= Set task =
Search the listing for "Monday" and copy every line where it appears.

Recorded data
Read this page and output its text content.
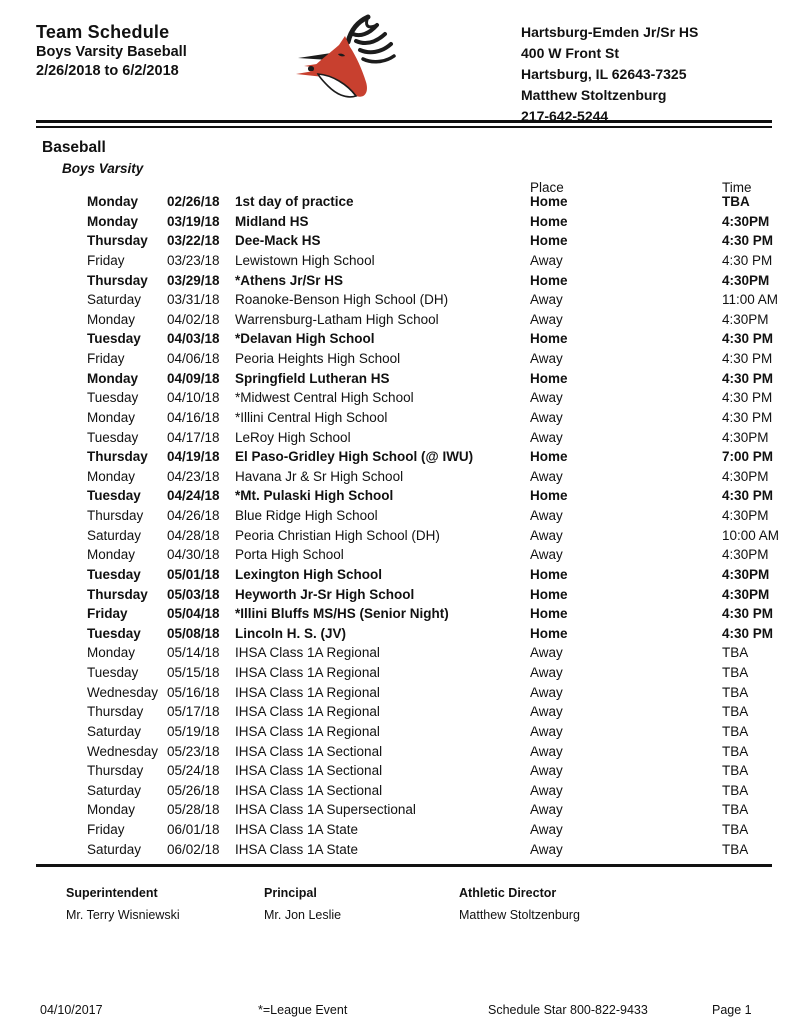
Team Schedule
Boys Varsity Baseball
2/26/2018 to 6/2/2018
Hartsburg-Emden Jr/Sr HS
400 W Front St
Hartsburg, IL 62643-7325
Matthew Stoltzenburg
217-642-5244
Baseball
Boys Varsity
Place	Time
Monday 02/26/18 1st day of practice	Home	TBA
Monday 03/19/18 Midland HS	Home	4:30PM
Thursday 03/22/18 Dee-Mack HS	Home	4:30 PM
Friday	03/23/18 Lewistown High School	Away	4:30 PM
Thursday 03/29/18 *Athens Jr/Sr HS	Home	4:30PM
Saturday 03/31/18 Roanoke-Benson High School (DH)	Away	11:00 AM
Monday 04/02/18 Warrensburg-Latham High School	Away	4:30PM
Tuesday 04/03/18 *Delavan High School	Home	4:30 PM
Friday	04/06/18 Peoria Heights High School	Away	4:30 PM
Monday 04/09/18 Springfield Lutheran HS	Home	4:30 PM
Tuesday 04/10/18 *Midwest Central High School	Away	4:30 PM
Monday 04/16/18 *Illini Central High School	Away	4:30 PM
Tuesday 04/17/18 LeRoy High School	Away	4:30PM
Thursday 04/19/18 El Paso-Gridley High School (@ IWU)	Home	7:00 PM
Monday 04/23/18 Havana Jr & Sr High School	Away	4:30PM
Tuesday 04/24/18 *Mt. Pulaski High School	Home	4:30 PM
Thursday 04/26/18 Blue Ridge High School	Away	4:30PM
Saturday 04/28/18 Peoria Christian High School (DH)	Away	10:00 AM
Monday 04/30/18 Porta High School	Away	4:30PM
Tuesday 05/01/18 Lexington High School	Home	4:30PM
Thursday 05/03/18 Heyworth Jr-Sr High School	Home	4:30PM
Friday	05/04/18 *Illini Bluffs MS/HS (Senior Night)	Home	4:30 PM
Tuesday 05/08/18 Lincoln H. S. (JV)	Home	4:30 PM
Monday 05/14/18 IHSA Class 1A Regional	Away	TBA
Tuesday 05/15/18 IHSA Class 1A Regional	Away	TBA
Wednesday 05/16/18 IHSA Class 1A Regional	Away	TBA
Thursday 05/17/18 IHSA Class 1A Regional	Away	TBA
Saturday 05/19/18 IHSA Class 1A Regional	Away	TBA
Wednesday 05/23/18 IHSA Class 1A Sectional	Away	TBA
Thursday 05/24/18 IHSA Class 1A Sectional	Away	TBA
Saturday 05/26/18 IHSA Class 1A Sectional	Away	TBA
Monday 05/28/18 IHSA Class 1A Supersectional	Away	TBA
Friday	06/01/18 IHSA Class 1A State	Away	TBA
Saturday 06/02/18 IHSA Class 1A State	Away	TBA
Superintendent
Mr. Terry Wisniewski
Principal
Mr. Jon Leslie
Athletic Director
Matthew Stoltzenburg
04/10/2017	*=League Event	Schedule Star 800-822-9433	Page 1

= Reply to the exercise =
Monday 02/26/18 1st day of practice	Home	TBA
Monday 03/19/18 Midland HS	Home	4:30PM
Monday 04/02/18 Warrensburg-Latham High School	Away	4:30PM
Monday 04/09/18 Springfield Lutheran HS	Home	4:30 PM
Monday 04/16/18 *Illini Central High School	Away	4:30 PM
Monday 04/23/18 Havana Jr & Sr High School	Away	4:30PM
Monday 04/30/18 Porta High School	Away	4:30PM
Monday 05/14/18 IHSA Class 1A Regional	Away	TBA
Monday 05/28/18 IHSA Class 1A Supersectional	Away	TBA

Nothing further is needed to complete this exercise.